» Set problem: Your task is to copy every line of the records below that contains "时间单位用秒".

Extracted records
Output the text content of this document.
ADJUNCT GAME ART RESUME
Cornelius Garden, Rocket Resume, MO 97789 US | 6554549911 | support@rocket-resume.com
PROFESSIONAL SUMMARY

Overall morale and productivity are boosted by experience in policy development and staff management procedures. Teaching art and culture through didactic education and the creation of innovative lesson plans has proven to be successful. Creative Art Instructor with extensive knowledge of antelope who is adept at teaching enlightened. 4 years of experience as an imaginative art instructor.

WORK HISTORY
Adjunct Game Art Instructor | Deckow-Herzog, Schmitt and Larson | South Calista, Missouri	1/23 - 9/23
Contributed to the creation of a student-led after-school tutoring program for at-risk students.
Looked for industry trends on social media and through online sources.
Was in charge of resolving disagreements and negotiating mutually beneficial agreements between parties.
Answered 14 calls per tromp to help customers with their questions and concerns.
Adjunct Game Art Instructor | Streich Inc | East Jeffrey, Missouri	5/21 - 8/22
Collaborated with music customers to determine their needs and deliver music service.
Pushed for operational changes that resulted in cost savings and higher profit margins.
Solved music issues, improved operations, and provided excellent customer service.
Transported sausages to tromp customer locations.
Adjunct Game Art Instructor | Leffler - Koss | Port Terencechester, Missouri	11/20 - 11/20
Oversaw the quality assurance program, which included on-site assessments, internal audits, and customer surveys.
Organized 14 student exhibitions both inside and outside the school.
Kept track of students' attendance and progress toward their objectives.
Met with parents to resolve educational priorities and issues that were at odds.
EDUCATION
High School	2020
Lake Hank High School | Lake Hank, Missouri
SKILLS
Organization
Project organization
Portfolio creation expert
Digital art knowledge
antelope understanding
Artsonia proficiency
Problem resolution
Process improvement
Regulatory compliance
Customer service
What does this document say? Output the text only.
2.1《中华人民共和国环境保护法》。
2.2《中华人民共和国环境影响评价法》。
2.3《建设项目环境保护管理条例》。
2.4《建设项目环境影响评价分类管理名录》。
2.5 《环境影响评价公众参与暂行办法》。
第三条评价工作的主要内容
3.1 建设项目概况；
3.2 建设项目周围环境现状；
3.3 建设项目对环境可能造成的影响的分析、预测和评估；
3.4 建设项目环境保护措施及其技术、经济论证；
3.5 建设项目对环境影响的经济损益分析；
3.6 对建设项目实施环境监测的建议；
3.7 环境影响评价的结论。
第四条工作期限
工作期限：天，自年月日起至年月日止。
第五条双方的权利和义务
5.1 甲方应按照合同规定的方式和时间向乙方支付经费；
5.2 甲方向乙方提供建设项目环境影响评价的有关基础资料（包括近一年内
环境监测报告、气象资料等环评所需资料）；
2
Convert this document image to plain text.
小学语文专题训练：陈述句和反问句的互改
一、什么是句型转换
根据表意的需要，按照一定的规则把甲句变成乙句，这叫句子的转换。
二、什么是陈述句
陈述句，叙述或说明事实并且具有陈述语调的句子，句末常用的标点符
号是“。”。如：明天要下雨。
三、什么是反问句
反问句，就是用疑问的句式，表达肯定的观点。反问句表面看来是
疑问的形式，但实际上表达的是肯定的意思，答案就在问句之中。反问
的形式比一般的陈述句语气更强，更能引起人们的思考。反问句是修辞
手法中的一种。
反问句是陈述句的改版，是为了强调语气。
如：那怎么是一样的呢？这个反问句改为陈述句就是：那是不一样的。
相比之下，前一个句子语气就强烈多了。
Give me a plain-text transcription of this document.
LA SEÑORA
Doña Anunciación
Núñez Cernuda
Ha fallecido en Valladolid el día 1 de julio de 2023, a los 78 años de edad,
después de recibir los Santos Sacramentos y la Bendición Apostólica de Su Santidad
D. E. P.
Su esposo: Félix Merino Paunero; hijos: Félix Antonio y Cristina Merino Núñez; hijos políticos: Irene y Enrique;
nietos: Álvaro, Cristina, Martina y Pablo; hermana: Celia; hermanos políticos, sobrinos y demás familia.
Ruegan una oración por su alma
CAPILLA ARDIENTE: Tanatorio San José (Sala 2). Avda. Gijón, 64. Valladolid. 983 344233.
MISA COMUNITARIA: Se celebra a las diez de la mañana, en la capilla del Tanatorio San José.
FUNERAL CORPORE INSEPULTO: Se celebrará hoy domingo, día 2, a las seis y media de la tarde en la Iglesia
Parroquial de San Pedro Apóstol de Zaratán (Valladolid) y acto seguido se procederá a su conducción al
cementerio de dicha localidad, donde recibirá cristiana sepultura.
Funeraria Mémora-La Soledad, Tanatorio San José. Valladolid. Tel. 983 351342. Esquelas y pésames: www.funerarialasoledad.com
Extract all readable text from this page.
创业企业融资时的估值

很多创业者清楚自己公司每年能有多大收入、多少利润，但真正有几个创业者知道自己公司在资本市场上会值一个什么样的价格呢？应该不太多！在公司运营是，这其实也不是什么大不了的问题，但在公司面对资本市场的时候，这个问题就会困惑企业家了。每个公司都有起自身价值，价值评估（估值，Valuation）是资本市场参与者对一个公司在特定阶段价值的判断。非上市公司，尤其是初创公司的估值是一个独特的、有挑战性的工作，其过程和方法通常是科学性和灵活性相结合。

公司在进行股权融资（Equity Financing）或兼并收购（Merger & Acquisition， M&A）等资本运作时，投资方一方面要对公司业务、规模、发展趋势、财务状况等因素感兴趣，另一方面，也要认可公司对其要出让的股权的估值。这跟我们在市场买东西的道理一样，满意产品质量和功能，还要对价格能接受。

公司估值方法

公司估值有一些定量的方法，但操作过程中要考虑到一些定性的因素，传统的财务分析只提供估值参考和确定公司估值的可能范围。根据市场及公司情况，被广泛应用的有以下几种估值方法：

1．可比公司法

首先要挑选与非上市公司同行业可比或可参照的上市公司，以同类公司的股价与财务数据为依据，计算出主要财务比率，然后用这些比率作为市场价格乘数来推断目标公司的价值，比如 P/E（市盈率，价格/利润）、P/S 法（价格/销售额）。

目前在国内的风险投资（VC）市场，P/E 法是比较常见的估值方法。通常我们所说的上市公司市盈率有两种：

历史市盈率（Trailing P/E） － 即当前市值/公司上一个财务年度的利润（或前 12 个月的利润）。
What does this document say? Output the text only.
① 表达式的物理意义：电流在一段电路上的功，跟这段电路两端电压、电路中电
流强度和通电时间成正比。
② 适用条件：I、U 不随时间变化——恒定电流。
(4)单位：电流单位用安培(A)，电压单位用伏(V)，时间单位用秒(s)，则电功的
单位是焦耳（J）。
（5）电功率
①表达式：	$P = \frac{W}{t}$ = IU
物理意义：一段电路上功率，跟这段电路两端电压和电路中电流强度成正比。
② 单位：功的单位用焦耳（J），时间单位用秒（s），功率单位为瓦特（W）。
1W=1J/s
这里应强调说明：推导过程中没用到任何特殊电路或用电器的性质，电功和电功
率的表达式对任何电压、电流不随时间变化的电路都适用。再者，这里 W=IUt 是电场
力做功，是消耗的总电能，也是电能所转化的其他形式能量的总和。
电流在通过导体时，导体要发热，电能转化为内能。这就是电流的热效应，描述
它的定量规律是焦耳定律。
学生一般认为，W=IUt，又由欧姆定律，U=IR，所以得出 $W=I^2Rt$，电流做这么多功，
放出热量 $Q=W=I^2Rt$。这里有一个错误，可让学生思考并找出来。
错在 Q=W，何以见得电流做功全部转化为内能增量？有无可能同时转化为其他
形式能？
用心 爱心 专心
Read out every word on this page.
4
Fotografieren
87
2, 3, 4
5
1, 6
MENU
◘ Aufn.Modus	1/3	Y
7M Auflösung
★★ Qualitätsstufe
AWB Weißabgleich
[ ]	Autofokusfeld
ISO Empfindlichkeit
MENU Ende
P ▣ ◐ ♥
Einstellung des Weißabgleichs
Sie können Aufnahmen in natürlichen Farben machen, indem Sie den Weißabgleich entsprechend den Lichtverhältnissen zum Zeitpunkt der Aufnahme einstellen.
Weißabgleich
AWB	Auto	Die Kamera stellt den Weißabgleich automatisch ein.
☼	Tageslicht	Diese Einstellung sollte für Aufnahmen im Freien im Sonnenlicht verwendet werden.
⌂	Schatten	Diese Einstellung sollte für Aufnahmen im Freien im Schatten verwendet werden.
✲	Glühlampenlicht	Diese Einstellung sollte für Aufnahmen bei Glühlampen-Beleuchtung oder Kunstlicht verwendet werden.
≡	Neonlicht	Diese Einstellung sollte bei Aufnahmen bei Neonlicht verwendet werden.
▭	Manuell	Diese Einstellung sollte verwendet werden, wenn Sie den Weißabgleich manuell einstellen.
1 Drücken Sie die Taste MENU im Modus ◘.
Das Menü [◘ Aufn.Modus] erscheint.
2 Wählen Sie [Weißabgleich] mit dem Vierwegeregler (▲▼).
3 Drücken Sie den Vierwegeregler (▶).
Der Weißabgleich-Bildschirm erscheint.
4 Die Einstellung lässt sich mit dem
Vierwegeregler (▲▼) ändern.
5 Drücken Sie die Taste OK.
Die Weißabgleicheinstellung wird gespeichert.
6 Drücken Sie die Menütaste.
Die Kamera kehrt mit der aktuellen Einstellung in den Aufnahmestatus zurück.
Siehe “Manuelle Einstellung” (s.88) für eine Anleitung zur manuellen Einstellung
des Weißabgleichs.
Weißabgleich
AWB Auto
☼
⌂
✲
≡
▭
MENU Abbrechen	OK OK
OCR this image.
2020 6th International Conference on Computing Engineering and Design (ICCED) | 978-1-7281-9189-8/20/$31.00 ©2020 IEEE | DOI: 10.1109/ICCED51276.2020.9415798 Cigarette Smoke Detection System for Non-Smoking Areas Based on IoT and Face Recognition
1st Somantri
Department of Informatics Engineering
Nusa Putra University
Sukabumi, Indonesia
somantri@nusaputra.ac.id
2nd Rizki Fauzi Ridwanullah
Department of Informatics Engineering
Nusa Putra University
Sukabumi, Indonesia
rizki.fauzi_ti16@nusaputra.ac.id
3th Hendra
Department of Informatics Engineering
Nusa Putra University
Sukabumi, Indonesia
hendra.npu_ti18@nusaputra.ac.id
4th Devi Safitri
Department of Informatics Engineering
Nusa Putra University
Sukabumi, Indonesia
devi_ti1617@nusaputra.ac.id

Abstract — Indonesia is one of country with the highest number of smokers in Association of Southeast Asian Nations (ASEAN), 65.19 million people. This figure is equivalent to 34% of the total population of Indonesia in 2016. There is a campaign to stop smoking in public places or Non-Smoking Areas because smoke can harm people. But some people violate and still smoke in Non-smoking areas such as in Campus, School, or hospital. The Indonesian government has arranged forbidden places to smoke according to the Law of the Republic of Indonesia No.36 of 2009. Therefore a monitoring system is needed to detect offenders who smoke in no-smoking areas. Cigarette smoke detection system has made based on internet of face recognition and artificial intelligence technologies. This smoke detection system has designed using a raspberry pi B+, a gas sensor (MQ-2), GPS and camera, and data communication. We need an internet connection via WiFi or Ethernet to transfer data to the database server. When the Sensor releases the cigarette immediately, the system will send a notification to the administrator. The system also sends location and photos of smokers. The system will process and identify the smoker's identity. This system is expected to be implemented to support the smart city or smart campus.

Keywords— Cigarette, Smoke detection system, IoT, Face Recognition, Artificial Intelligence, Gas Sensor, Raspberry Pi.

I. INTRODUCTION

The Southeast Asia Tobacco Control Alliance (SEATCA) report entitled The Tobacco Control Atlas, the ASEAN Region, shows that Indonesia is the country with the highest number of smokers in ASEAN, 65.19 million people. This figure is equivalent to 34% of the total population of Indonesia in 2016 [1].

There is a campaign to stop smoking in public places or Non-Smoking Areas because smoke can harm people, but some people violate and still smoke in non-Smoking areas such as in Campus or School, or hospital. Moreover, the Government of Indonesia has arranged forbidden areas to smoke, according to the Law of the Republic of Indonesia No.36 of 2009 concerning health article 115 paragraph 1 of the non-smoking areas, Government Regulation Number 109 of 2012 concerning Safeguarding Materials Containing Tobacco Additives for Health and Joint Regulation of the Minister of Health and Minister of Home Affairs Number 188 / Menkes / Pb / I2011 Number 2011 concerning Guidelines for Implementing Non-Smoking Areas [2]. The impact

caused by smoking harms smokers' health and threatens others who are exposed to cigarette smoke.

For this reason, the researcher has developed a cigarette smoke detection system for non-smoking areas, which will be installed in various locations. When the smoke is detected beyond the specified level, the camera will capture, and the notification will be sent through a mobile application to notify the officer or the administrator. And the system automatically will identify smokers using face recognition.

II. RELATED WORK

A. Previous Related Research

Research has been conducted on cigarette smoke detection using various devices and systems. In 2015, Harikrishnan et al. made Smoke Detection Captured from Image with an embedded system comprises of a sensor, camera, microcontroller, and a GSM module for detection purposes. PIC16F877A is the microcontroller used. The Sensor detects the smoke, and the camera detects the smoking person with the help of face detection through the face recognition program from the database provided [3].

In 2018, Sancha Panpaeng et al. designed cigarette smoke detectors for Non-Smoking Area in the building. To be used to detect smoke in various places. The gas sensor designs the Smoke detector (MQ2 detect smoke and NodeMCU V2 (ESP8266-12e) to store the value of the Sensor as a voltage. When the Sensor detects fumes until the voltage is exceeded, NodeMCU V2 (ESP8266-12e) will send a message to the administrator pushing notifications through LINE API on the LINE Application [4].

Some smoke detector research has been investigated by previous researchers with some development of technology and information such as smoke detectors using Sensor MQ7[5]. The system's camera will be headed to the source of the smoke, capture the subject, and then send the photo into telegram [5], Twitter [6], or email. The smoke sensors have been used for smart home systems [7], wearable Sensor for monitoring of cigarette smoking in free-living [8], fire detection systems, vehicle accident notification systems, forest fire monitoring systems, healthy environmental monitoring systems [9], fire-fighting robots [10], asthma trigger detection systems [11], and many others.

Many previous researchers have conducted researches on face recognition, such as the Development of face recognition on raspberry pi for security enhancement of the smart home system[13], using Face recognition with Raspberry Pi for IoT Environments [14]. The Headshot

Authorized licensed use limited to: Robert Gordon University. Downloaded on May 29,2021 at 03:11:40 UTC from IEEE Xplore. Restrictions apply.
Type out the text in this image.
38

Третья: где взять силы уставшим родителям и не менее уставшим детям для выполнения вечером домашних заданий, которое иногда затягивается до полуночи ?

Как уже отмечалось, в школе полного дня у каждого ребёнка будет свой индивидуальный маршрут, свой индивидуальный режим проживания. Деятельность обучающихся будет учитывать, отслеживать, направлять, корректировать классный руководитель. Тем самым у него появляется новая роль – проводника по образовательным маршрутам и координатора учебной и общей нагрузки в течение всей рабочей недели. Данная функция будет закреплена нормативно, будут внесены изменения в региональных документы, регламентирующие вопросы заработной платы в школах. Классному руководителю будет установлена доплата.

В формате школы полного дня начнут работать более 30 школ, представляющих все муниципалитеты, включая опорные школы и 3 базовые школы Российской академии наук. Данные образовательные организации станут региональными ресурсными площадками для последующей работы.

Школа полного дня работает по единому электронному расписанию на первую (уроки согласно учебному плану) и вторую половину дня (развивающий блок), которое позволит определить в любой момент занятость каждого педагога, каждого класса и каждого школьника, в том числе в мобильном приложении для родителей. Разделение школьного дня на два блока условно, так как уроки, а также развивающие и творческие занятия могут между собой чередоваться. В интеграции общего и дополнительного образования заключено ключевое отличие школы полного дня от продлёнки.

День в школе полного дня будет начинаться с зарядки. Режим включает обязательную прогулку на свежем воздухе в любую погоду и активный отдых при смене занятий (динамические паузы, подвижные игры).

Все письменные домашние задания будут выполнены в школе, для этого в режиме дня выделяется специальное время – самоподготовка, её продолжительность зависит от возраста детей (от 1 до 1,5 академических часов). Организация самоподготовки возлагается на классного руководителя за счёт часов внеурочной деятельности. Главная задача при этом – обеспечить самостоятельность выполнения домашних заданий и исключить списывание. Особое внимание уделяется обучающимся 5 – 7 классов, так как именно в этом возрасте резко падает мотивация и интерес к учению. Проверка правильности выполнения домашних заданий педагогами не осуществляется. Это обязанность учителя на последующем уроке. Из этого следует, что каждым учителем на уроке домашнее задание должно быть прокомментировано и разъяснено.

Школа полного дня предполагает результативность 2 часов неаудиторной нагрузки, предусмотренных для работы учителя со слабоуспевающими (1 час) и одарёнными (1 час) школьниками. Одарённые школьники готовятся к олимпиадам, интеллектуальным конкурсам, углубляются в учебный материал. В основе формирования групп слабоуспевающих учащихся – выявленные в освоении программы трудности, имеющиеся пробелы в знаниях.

» Exercise solution:
(4)单位：电流单位用安培(A)，电压单位用伏(V)，时间单位用秒(s)，则电功的
② 单位：功的单位用焦耳（J），时间单位用秒（s），功率单位为瓦特（W）。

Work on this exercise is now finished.